**Required actions:**
**1.** In the passage on Baribour district, condense the paragraph beginning "The district is easily accessed by road" into a bulleted list that keeps its main facts.
**2.** State whether each statement agrees with the passage on Baribour district, answering yes or no and quoting the deciding words: (a) Baribour shares a border with Pursat province to the west. (b) Baribour is the smallest district in Kampong Chhnang province by land area. (c) The district capital lies around 38 kilometres north west of Kampong Chhnang by road.

**Reading passage:**
— start —

- Baribour Location in Cambodia
- Coordinates: 12°26′N 104°27′E﻿ / ﻿12.433°N 104.450°E
- Country: Cambodia
- Province: Kampong Chhnang
- Communes: 11
- Villages: 64

Population (1998)
- • Total: 51,516
- Time zone: +7
- Geocode: 0401

= Baribour district =

Baribour (ស្រុកបរិបូណ៌ "Abundance") is a district (srok) in the north of Kampong Chhnang province, in central Cambodia. The district capital is Baribour town located around 38 kilometres north west of the provincial capital of Kampong Chhnang by road. The district shares a border with Pursat province to the west and with Kampong Thom province to the north. The district borders on the Tonlé Sap and the Tonlé Sap River forms the northern and eastern borders of the district.

The district is easily accessed by road from Kampong Chhnang (38 km) Pursat (55 km) and Phnom Penh (129 km). Baribour district is one of the smallest districts in Kampong Chhnang province by land area and only Chol Kiri district is smaller. However, it has an average district population for the province due to the Tonle Sap and the National Highway. National Highway 5 which begins in Phnom Penh and ends at Poipet bisects the district running from north west to south east. National road 52 begins at the highway at Ponley and runs north to the port of Kampong Preah.

== Location ==
Baribour district lies in the north of the province and shares a border with Pursat and Kampong Thom provinces. Reading from the north clockwise, Baribour borders with Stoung district of Kampong Thom to the north. The eastern border of the district is shared with Kampong Leaeng district.

— end —

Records
— start —

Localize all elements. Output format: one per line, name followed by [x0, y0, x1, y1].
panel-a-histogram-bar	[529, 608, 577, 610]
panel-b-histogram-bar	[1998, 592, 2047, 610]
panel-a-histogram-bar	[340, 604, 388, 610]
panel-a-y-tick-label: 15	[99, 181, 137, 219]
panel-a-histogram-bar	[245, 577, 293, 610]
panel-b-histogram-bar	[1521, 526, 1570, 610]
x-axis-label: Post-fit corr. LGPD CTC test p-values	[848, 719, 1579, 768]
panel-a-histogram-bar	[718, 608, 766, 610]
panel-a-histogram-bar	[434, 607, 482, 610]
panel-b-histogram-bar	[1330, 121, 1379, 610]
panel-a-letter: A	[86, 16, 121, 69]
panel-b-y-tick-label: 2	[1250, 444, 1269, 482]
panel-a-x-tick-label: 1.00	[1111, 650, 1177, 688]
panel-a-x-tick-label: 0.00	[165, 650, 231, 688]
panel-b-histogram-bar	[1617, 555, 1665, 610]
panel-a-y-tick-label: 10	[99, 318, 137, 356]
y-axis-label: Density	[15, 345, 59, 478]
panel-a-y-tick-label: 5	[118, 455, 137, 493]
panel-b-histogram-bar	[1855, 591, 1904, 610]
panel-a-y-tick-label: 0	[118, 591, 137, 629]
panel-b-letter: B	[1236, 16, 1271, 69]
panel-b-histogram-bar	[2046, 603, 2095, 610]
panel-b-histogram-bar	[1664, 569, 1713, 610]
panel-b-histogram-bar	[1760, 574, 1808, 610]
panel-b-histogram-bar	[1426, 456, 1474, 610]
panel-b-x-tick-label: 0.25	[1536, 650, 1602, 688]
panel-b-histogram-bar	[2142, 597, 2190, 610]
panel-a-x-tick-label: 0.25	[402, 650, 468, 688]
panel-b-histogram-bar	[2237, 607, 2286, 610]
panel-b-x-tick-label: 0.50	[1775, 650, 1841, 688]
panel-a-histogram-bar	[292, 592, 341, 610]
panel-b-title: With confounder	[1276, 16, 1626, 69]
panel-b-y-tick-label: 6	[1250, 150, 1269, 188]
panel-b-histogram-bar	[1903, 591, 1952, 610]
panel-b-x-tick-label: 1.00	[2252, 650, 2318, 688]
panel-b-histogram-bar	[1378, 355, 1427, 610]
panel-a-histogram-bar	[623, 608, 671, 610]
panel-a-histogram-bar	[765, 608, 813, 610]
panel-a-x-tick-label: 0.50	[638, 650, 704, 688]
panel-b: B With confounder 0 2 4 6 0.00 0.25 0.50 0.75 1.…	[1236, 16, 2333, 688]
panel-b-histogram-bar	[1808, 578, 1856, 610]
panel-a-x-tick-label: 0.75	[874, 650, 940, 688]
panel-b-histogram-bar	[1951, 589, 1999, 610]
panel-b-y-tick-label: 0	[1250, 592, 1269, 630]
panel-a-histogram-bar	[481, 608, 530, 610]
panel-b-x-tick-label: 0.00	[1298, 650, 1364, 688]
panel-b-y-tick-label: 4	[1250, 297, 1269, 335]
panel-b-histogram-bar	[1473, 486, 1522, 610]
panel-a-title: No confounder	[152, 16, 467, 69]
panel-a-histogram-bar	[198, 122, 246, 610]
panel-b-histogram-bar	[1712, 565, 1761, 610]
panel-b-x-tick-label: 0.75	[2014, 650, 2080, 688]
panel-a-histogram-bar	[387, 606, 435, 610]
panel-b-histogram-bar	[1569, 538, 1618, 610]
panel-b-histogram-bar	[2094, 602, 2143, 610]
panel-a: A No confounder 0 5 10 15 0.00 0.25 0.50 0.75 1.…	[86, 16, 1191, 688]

— end —

**Solutions:**
**1.**
- Road distances: Kampong Chhnang 38 km, Pursat 55 km, Phnom Penh 129 km.
- One of the smallest districts in Kampong Chhnang province by land area; only Chol Kiri district is smaller.
- Average district population for the province, due to the Tonle Sap and the National Highway.
- National Highway 5 runs from Phnom Penh to Poipet and bisects the district from north west to south east.
- National road 52 begins at the highway at Ponley and runs north to the port of Kampong Preah.

**2.**
(a) Yes: "The district shares a border with Pursat province to the west"
(b) No: "only Chol Kiri district is smaller"
(c) Yes: "located around 38 kilometres north west of the provincial capital of Kampong Chhnang by road"